··· Input records ···

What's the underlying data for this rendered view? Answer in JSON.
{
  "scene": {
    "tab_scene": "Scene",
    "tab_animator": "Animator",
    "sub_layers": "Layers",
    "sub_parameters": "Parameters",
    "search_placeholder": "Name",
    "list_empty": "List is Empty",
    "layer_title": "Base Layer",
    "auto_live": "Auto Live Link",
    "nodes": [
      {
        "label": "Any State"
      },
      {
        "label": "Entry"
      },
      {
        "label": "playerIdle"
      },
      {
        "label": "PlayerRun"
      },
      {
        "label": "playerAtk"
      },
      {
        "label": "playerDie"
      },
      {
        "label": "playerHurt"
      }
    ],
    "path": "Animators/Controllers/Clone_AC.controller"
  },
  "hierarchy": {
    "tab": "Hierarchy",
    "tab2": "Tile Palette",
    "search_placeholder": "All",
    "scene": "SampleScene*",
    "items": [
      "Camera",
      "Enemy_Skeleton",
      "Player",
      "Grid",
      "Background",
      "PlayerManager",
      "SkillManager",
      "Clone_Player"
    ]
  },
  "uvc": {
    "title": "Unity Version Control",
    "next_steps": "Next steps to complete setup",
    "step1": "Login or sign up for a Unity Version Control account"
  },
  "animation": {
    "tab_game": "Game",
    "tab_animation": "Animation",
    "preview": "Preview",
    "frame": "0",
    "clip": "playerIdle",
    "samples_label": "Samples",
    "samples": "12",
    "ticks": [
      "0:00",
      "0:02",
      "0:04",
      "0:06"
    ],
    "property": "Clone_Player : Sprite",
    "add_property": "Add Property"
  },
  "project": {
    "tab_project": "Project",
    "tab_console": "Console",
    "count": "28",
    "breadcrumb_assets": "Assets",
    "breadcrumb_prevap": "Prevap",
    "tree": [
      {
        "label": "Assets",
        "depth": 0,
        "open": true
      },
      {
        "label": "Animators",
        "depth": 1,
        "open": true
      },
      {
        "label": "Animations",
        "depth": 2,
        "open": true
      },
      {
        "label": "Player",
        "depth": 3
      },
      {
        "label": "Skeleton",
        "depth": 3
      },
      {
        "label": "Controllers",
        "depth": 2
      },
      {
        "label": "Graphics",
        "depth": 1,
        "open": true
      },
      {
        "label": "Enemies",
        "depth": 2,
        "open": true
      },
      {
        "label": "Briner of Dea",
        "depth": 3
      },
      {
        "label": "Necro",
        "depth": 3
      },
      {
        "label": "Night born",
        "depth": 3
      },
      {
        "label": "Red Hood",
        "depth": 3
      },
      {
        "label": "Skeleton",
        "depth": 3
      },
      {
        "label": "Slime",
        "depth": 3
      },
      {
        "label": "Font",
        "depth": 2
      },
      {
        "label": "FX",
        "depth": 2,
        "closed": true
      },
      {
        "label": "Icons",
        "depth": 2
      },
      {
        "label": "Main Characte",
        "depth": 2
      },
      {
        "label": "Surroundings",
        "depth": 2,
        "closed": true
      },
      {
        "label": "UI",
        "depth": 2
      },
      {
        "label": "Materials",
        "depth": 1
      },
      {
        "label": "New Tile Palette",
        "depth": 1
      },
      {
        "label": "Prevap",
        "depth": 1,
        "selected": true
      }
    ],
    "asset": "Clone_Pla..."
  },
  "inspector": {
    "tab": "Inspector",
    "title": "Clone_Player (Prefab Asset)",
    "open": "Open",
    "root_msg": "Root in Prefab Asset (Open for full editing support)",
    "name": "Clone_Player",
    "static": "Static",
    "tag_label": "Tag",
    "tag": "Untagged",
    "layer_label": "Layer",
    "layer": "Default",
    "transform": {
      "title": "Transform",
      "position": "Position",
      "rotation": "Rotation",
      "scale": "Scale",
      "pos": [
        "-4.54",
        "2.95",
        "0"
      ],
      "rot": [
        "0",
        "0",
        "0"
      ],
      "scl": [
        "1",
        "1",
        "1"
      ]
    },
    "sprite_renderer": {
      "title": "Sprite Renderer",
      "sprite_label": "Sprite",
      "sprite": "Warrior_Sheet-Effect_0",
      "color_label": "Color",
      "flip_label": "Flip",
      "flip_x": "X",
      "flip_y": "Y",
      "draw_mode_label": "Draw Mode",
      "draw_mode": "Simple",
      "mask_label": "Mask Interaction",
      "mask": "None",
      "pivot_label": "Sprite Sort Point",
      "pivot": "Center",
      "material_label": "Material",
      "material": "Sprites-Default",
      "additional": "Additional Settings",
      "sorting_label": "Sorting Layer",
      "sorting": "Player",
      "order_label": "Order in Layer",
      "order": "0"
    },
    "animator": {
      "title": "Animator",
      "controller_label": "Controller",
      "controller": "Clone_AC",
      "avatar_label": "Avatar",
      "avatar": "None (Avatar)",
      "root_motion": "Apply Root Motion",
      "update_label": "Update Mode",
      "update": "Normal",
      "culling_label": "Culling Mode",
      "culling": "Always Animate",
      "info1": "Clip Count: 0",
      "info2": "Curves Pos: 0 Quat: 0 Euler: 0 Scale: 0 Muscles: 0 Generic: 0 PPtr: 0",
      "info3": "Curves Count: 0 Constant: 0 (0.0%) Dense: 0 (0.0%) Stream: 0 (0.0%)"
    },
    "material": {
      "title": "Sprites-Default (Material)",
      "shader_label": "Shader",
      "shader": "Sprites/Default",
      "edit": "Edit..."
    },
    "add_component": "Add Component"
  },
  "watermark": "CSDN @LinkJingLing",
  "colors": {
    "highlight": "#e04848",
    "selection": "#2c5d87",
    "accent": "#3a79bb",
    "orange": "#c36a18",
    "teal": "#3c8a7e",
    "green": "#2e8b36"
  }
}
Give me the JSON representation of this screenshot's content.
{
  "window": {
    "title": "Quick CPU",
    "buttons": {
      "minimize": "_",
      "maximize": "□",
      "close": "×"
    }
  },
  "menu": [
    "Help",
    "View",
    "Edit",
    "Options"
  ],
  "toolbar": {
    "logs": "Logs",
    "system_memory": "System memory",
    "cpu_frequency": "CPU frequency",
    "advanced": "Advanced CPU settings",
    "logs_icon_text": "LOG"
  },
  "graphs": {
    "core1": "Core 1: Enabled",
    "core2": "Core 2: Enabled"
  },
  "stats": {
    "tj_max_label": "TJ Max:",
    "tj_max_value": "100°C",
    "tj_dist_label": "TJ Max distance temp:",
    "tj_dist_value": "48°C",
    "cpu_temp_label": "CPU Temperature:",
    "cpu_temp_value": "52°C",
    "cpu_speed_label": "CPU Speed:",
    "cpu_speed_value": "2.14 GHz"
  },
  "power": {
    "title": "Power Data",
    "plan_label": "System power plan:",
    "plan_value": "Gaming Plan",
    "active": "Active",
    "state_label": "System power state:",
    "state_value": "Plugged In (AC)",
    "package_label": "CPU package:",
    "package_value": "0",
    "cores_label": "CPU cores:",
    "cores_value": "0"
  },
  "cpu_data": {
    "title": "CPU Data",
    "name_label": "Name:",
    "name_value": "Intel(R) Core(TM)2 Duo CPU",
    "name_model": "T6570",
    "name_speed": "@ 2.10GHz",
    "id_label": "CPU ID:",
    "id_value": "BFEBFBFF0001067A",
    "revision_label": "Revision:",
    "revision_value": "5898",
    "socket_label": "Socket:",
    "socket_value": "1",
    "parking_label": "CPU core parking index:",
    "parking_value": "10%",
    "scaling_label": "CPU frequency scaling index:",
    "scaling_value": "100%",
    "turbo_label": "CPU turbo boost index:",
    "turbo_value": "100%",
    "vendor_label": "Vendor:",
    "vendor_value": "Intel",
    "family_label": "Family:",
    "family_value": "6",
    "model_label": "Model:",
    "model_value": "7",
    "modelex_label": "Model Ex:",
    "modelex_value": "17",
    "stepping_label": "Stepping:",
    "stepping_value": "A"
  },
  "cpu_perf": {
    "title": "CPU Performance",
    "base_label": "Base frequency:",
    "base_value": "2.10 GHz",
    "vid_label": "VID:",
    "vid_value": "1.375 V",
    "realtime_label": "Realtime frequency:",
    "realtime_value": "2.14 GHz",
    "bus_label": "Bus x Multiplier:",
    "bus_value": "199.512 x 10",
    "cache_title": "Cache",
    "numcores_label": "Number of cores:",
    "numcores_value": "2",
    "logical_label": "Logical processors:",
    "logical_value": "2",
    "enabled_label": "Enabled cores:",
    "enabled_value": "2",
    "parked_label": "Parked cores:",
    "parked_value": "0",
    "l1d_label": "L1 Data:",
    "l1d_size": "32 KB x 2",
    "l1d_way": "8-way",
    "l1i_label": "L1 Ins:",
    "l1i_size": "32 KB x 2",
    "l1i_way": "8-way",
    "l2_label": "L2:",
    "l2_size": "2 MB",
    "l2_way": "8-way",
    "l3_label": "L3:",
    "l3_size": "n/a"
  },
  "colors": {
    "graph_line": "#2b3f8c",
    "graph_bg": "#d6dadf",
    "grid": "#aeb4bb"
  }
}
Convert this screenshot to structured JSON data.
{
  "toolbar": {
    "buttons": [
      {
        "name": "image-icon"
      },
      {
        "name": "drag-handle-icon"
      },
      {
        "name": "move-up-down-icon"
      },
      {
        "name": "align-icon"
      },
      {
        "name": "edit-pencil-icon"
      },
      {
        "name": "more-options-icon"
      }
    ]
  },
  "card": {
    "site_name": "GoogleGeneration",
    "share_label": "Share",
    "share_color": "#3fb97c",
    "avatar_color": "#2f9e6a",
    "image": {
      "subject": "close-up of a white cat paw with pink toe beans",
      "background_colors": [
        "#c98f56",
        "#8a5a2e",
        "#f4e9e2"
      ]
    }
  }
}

···

**Exercise goal**
Identify every line where the string "Prevap" appears.

**Completed exercise**
    "breadcrumb_prevap": "Prevap",
        "label": "Prevap",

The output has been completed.